Start of EXERCISE MATERIALS

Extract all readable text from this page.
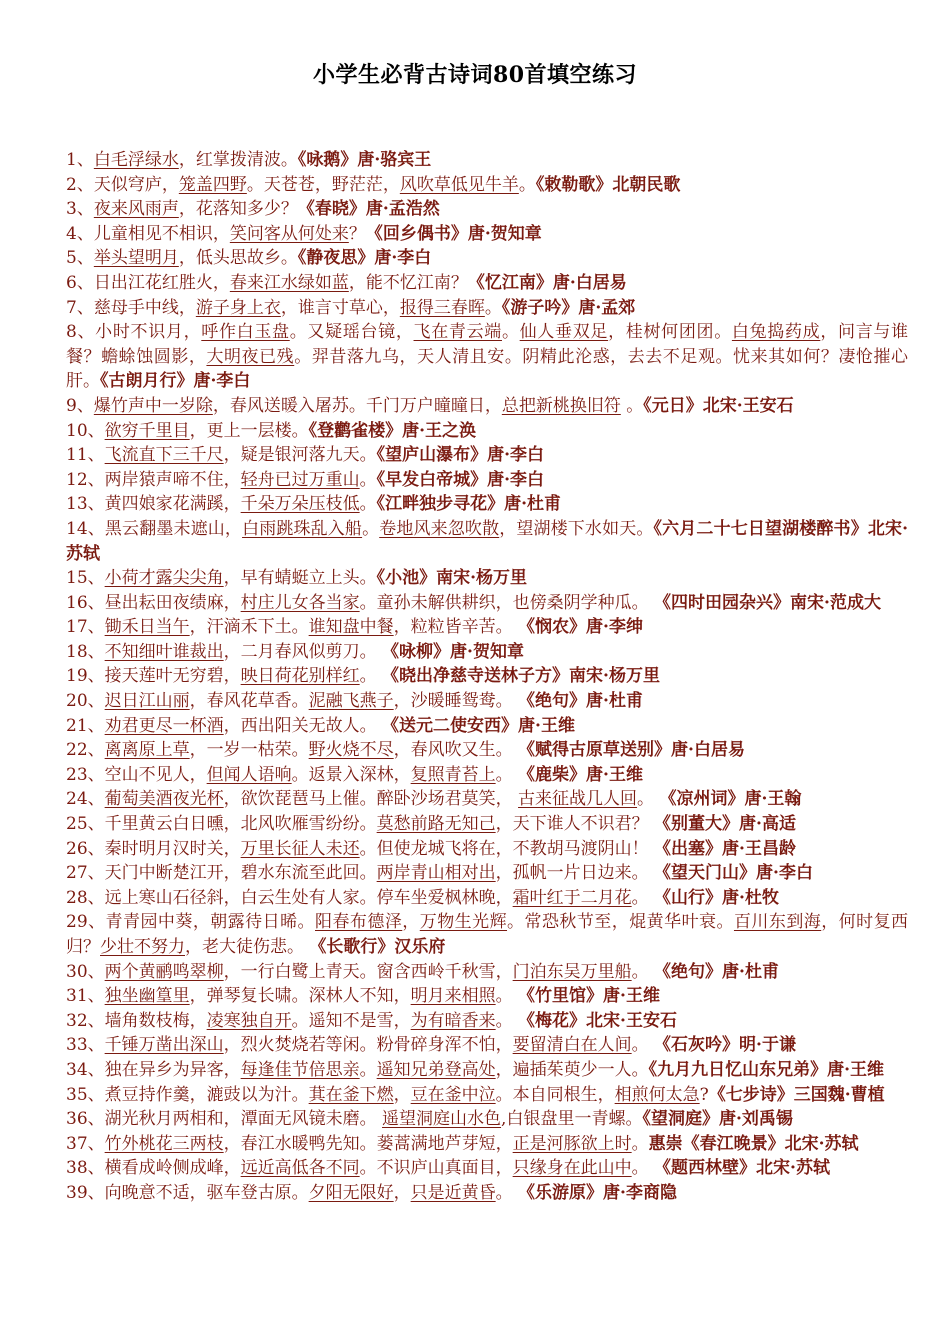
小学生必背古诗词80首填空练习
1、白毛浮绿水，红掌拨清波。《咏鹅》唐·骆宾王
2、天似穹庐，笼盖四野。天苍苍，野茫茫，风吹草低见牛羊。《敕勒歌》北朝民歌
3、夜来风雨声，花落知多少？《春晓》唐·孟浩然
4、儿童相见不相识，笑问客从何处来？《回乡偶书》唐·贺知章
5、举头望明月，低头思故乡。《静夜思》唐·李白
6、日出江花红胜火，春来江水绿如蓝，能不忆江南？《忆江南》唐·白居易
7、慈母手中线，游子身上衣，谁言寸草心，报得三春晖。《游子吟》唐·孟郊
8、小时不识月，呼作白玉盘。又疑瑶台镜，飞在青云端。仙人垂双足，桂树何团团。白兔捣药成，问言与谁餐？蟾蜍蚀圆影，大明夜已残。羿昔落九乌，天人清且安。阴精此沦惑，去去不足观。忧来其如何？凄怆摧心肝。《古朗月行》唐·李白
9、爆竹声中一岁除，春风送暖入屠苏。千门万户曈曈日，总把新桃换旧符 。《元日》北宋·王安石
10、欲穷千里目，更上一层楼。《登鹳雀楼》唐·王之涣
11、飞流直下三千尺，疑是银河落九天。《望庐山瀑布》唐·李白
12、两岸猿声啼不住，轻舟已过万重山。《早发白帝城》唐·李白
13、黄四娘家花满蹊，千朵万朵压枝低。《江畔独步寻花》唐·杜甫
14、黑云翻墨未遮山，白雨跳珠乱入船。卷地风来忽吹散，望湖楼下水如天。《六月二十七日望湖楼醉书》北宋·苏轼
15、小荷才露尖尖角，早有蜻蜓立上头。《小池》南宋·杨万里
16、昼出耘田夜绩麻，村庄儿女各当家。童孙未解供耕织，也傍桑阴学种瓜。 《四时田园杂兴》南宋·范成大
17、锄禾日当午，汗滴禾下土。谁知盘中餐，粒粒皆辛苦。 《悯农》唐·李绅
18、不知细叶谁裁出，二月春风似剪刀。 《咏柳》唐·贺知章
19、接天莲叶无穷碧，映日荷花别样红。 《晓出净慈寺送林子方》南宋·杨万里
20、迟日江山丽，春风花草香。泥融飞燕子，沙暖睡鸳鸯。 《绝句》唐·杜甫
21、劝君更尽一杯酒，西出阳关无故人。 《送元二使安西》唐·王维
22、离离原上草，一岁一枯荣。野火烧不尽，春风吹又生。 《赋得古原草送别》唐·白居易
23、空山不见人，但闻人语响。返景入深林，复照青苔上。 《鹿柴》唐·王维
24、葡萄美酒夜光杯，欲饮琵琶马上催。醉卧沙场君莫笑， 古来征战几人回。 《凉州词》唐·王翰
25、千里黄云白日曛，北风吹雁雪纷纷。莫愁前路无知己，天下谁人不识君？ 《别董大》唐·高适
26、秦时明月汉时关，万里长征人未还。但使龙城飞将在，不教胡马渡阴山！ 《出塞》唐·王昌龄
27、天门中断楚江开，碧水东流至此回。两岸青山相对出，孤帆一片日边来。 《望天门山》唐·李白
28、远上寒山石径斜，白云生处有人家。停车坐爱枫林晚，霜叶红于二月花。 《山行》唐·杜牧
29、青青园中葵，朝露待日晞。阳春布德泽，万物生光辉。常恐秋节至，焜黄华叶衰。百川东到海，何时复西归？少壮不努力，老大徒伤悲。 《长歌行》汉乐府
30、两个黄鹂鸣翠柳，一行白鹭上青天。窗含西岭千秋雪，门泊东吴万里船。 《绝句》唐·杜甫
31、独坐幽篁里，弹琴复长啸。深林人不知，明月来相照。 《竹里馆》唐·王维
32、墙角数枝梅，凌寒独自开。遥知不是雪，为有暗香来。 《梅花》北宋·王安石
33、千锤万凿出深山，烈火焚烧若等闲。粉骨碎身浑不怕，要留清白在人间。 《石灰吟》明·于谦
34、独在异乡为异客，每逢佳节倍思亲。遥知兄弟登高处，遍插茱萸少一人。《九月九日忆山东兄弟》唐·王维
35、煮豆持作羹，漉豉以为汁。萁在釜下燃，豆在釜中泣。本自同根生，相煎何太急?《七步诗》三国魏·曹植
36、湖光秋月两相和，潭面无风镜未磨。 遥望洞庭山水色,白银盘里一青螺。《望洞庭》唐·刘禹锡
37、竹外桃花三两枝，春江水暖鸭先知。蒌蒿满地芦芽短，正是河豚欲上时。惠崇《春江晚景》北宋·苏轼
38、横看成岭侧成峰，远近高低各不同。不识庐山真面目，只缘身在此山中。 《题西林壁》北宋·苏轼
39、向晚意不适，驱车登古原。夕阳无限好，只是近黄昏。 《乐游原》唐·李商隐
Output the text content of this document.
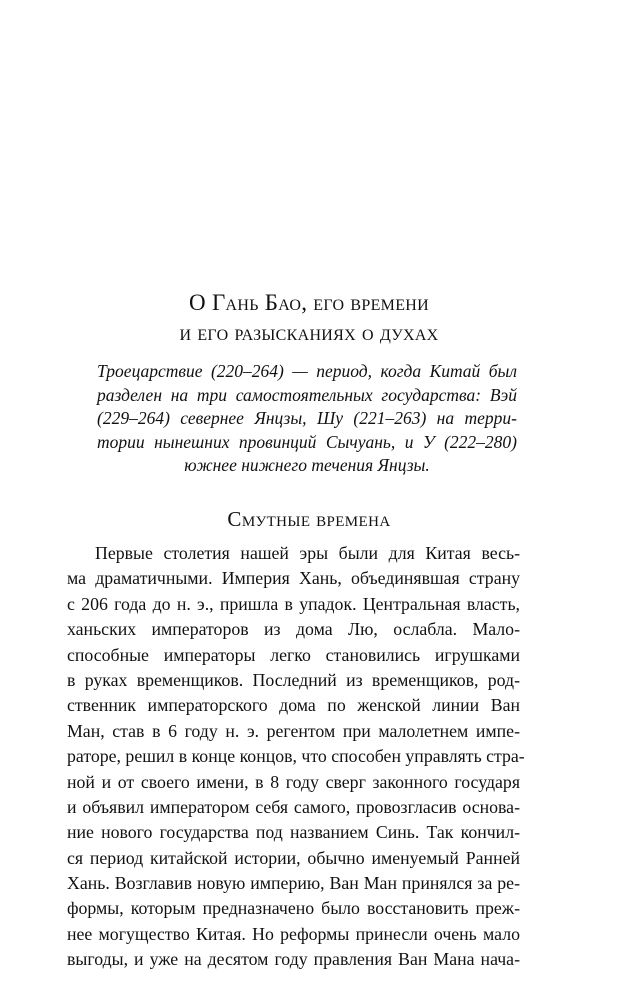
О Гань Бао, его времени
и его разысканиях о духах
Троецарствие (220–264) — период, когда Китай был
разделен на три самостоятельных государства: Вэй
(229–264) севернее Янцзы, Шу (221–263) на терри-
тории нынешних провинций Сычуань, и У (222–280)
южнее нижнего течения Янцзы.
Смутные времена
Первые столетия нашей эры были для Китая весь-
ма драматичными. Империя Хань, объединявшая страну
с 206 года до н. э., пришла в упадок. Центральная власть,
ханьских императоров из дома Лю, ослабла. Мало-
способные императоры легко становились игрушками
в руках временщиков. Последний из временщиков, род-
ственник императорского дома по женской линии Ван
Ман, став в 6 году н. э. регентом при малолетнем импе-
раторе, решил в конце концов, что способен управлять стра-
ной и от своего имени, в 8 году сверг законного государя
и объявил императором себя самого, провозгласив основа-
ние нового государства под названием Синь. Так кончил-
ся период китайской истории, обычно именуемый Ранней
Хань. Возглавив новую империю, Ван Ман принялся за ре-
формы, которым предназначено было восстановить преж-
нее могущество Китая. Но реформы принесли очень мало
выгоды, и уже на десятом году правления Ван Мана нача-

End of EXERCISE MATERIALS
Start of EXERCISE MATERIALS

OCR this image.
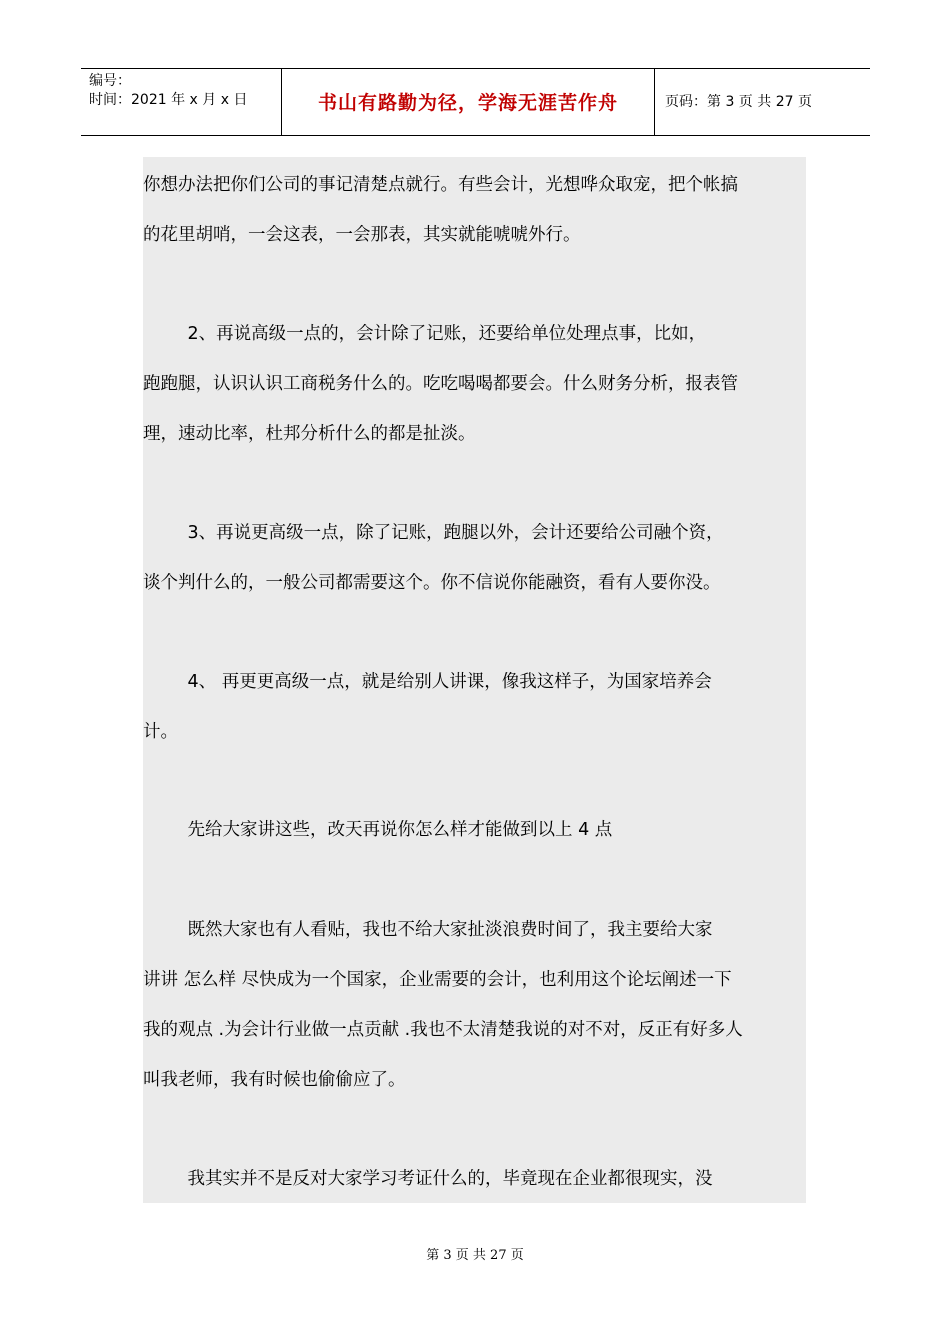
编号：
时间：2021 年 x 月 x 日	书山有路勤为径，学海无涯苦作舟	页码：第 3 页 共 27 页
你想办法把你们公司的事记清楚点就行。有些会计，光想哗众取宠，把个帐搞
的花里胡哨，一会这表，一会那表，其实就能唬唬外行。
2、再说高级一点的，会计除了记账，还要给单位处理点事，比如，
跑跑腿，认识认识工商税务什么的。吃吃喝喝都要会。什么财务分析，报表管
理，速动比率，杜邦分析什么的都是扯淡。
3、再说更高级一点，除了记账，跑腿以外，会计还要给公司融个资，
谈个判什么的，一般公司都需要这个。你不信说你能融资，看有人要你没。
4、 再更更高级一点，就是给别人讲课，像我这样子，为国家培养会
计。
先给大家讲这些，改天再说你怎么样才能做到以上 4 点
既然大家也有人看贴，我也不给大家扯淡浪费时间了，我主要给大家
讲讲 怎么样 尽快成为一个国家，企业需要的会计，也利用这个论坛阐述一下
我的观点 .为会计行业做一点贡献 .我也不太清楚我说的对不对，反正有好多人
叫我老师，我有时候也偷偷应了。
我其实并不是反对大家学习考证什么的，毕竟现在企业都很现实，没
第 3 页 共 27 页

End of EXERCISE MATERIALS

> TASK DETAILS
Copy every line above in which the string "Китая" shows up.

> RESULT OF THE TASK
Первые столетия нашей эры были для Китая весь-
нее могущество Китая. Но реформы принесли очень мало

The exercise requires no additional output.